Supplied information:

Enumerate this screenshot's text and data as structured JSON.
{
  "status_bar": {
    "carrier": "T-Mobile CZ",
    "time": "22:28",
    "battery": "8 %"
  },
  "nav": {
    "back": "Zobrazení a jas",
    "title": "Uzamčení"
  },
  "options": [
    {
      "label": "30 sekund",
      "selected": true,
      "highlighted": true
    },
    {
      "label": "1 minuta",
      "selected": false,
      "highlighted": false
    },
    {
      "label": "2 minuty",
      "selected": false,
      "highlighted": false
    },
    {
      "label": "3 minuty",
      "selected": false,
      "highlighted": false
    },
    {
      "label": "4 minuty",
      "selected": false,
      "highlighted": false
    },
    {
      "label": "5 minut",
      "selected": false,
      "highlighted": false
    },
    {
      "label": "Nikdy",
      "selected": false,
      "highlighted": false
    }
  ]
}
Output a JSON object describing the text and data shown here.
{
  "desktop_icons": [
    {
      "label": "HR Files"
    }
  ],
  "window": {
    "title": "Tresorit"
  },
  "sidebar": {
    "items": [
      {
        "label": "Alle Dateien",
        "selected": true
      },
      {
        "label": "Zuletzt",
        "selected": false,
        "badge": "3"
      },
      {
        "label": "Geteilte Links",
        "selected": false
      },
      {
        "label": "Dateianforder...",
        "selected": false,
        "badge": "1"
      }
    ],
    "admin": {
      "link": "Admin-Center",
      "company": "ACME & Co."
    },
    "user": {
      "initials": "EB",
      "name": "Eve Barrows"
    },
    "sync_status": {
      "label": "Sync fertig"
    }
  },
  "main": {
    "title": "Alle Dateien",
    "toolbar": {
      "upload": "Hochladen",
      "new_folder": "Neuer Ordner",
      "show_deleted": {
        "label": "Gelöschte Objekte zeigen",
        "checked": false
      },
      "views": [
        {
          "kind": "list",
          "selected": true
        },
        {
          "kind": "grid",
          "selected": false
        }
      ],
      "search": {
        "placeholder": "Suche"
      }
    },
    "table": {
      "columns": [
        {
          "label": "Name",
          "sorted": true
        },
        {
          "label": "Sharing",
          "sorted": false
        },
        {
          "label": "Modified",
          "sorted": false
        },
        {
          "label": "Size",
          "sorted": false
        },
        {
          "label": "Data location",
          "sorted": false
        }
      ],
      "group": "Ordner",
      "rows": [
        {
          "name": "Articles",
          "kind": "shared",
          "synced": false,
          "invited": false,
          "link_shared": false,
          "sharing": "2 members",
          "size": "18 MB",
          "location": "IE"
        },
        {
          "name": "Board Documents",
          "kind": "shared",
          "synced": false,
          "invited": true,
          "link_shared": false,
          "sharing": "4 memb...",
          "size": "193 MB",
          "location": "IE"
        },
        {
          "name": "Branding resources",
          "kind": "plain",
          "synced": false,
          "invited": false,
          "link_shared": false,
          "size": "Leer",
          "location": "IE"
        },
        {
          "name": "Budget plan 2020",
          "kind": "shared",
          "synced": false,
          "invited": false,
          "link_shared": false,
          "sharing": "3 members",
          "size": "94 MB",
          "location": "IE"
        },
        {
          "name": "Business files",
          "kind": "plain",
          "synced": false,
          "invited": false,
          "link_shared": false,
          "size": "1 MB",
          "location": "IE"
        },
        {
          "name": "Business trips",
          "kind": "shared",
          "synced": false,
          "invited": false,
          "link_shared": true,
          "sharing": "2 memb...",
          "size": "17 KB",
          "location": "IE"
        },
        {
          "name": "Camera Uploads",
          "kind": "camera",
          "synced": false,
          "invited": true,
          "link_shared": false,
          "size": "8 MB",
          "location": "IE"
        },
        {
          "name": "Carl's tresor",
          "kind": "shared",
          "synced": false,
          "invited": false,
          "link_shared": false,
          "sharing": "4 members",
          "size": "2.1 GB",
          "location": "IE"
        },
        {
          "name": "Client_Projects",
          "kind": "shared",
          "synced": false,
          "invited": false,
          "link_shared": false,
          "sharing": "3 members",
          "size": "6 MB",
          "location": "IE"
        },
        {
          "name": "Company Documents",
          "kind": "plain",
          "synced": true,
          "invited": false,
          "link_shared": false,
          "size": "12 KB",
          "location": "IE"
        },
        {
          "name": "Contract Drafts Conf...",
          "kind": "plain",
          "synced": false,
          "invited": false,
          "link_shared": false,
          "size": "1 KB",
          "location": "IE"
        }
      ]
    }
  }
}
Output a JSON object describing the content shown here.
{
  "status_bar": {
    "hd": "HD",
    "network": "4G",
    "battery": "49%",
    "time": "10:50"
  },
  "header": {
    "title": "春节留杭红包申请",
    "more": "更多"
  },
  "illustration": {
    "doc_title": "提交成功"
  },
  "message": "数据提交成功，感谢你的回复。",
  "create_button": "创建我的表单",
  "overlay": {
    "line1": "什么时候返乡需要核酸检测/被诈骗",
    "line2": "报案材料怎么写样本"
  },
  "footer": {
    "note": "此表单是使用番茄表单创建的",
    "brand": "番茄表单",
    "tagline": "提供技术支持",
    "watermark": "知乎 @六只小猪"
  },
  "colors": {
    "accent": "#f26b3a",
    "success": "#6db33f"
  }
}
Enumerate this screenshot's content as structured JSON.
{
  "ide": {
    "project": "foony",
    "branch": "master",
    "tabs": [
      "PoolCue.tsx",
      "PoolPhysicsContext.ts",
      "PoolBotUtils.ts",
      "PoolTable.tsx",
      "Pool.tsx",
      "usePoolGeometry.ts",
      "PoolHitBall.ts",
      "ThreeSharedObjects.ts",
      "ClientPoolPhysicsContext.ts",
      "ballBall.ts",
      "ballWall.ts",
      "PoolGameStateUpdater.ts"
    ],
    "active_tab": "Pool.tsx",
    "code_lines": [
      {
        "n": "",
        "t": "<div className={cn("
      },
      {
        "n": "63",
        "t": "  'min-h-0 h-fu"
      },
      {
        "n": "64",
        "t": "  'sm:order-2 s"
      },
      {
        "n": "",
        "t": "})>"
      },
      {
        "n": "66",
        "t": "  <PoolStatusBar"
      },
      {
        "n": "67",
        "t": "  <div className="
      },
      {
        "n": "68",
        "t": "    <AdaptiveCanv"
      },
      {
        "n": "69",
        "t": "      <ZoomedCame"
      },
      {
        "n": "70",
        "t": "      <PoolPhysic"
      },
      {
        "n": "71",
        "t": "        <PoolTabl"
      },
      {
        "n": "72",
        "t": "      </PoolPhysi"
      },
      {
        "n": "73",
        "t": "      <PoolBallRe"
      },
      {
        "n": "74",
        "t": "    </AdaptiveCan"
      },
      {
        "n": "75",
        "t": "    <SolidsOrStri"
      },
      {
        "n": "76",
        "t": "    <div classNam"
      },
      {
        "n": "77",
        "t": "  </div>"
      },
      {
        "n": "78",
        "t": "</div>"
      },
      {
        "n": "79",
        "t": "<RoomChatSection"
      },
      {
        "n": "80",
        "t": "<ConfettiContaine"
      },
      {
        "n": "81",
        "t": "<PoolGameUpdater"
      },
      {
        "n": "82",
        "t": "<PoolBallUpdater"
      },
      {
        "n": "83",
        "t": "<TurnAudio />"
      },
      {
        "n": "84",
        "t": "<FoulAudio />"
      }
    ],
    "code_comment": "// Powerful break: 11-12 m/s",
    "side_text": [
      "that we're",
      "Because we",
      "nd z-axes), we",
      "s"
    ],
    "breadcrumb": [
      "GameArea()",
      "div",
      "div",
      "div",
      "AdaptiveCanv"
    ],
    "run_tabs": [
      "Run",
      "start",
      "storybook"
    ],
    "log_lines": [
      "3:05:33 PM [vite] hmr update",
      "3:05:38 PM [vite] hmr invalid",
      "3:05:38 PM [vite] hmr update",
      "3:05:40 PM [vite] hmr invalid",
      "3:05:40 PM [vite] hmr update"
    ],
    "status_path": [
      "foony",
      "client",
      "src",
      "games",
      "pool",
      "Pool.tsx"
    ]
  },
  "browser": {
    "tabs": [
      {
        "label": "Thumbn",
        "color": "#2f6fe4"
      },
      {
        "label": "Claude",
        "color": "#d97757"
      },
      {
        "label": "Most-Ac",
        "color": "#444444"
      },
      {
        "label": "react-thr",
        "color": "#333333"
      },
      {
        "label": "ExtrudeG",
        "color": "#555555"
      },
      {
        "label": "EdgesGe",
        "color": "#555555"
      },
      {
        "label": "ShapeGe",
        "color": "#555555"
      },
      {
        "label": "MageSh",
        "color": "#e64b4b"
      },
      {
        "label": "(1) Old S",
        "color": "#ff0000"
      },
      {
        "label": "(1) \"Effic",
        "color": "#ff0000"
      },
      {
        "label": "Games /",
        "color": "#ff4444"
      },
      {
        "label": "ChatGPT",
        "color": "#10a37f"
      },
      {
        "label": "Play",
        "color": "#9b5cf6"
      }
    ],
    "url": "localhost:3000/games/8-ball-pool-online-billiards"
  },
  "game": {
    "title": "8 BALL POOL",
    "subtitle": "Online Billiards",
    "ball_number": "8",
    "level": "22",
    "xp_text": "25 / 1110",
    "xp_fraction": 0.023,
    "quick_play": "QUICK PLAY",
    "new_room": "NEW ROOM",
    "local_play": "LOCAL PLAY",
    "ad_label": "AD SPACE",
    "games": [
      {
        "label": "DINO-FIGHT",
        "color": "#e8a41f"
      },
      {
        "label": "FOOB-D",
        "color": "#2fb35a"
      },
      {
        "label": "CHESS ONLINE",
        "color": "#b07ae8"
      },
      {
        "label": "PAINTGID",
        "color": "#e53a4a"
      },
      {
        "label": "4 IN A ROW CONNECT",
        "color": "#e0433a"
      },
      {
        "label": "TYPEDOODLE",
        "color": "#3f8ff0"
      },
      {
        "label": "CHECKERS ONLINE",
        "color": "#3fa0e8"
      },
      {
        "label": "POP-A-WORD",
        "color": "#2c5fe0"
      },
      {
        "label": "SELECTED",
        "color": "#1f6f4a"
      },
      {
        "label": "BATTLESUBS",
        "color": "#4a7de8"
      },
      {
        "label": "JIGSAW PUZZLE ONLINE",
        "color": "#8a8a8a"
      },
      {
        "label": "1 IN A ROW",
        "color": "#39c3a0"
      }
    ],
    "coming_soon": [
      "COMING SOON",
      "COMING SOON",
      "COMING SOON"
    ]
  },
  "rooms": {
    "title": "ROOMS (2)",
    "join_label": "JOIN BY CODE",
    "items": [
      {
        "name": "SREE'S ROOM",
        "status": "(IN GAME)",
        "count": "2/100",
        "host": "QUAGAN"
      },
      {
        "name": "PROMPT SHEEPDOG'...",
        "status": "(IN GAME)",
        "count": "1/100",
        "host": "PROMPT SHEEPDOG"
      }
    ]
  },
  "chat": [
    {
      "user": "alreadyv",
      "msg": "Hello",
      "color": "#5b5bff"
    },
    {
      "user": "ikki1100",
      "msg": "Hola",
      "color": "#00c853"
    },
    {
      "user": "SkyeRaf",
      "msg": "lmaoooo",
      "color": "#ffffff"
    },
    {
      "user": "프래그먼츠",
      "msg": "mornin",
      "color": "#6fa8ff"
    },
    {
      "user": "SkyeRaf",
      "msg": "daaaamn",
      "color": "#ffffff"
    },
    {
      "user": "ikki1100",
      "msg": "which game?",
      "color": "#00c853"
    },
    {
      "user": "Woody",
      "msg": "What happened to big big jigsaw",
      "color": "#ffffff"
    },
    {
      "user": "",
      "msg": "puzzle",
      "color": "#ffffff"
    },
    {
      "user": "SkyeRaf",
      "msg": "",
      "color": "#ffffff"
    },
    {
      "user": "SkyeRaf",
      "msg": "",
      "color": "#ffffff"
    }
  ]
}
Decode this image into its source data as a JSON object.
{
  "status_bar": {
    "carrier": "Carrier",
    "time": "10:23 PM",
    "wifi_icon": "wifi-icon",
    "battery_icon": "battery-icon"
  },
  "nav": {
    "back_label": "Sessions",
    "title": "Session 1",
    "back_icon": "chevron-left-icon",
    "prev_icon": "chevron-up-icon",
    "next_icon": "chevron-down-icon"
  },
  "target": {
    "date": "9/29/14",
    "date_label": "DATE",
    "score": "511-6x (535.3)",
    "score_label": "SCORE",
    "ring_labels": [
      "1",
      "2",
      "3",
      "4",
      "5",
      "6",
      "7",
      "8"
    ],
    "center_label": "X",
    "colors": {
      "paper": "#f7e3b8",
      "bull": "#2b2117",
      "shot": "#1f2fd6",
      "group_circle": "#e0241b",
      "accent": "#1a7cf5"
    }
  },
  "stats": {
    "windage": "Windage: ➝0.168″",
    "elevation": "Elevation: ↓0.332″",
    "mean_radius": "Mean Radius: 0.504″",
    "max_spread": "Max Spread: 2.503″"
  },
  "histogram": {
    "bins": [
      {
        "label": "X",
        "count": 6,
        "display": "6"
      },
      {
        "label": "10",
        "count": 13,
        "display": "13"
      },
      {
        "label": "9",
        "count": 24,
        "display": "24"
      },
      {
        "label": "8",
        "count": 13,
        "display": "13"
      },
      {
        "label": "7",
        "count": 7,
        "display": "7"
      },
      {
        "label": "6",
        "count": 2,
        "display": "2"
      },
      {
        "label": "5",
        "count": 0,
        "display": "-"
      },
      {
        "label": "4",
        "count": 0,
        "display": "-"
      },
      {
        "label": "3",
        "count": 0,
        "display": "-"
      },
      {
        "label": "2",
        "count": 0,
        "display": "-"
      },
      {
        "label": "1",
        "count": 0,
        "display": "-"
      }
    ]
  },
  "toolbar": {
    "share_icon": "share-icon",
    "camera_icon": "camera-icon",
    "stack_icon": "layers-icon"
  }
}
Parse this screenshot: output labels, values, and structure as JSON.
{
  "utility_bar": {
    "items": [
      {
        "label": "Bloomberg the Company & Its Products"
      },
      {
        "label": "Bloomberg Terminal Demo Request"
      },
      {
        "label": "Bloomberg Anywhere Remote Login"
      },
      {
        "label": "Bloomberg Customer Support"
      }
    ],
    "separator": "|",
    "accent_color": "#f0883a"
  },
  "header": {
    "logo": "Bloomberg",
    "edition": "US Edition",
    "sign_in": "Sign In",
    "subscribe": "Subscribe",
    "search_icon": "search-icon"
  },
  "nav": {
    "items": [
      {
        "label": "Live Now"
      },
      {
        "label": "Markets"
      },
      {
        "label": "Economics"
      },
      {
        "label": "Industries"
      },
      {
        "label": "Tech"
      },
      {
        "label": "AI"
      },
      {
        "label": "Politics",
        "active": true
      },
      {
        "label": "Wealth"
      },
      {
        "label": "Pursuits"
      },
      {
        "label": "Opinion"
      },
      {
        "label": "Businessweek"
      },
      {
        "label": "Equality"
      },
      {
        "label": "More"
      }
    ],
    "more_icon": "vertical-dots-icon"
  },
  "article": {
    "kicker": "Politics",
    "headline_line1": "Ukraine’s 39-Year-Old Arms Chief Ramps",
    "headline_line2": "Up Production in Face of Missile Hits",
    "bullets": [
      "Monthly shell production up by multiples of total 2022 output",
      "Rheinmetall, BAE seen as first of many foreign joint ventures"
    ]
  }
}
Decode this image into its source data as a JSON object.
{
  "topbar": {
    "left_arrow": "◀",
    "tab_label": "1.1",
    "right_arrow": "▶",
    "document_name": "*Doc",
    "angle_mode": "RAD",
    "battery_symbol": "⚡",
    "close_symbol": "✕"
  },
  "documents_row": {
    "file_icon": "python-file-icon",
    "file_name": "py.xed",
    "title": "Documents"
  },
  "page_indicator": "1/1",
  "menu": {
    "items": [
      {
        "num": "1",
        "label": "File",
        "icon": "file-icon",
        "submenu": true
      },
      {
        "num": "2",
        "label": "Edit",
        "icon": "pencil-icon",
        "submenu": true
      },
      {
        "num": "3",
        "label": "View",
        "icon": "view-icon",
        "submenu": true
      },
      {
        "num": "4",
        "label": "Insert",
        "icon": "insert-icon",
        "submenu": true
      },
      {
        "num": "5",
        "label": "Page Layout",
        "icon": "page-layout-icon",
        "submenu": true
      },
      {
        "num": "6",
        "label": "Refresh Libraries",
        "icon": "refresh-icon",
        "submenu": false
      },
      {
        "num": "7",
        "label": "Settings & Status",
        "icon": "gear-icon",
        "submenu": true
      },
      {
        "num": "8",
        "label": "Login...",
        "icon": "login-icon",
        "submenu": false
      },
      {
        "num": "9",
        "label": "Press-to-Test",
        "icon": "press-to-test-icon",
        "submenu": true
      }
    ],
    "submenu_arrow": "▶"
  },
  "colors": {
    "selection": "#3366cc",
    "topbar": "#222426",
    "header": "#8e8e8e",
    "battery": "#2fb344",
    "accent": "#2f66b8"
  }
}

What is expected: From the records above, pull out every line containing the word "members".

Response to this exercise:
          "sharing": "2 members",
          "sharing": "3 members",
          "sharing": "4 members",
          "sharing": "3 members",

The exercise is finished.